Annotated element entries
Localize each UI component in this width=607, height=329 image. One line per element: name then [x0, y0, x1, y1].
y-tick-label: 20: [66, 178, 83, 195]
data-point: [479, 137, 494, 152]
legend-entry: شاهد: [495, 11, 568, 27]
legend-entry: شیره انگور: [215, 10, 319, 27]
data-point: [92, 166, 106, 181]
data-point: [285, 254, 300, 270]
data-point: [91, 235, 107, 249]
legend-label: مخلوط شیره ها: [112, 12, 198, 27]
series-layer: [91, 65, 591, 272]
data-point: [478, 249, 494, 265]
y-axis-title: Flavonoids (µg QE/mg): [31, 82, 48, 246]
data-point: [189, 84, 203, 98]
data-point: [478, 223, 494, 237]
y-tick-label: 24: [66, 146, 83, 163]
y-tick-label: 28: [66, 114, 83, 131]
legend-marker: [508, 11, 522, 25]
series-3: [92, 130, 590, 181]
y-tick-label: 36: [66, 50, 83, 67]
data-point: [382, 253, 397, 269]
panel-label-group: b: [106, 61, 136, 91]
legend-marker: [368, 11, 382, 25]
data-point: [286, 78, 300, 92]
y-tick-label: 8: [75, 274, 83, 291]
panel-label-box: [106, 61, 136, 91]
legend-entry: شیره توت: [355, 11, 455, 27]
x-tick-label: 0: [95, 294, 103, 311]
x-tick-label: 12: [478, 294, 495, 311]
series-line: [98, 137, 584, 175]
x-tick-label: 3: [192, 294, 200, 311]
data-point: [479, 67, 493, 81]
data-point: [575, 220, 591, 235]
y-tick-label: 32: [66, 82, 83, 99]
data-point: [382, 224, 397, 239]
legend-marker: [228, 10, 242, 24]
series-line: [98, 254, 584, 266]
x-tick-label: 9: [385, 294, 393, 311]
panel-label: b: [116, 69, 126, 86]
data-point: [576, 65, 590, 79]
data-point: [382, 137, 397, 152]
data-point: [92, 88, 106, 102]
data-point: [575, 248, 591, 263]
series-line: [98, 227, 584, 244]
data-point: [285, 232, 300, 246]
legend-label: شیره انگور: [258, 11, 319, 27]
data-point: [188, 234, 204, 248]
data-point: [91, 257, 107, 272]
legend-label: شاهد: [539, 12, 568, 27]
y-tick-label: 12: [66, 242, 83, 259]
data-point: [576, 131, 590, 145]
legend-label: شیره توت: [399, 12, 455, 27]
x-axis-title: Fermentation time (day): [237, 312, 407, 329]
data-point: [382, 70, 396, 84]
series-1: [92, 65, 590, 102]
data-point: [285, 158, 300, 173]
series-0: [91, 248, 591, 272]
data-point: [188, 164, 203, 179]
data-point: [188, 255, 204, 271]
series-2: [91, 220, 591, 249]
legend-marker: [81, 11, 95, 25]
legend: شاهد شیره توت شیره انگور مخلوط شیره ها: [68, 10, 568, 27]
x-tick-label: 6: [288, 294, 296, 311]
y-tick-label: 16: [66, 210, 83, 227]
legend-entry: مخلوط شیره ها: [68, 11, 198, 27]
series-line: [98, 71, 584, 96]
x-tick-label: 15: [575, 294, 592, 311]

| Written problem |
Retype the records word for word, starting with the first line and ending with the line that contains "y-tick-label: 36: [66, 50, 83, 67]".

| Full response |
Localize each UI component in this width=607, height=329 image. One line per element: name then [x0, y0, x1, y1].
y-tick-label: 20: [66, 178, 83, 195]
data-point: [479, 137, 494, 152]
legend-entry: شاهد: [495, 11, 568, 27]
legend-entry: شیره انگور: [215, 10, 319, 27]
data-point: [92, 166, 106, 181]
data-point: [285, 254, 300, 270]
data-point: [91, 235, 107, 249]
legend-label: مخلوط شیره ها: [112, 12, 198, 27]
series-layer: [91, 65, 591, 272]
data-point: [478, 249, 494, 265]
y-axis-title: Flavonoids (µg QE/mg): [31, 82, 48, 246]
data-point: [189, 84, 203, 98]
data-point: [478, 223, 494, 237]
y-tick-label: 24: [66, 146, 83, 163]
y-tick-label: 28: [66, 114, 83, 131]
legend-marker: [508, 11, 522, 25]
series-3: [92, 130, 590, 181]
y-tick-label: 36: [66, 50, 83, 67]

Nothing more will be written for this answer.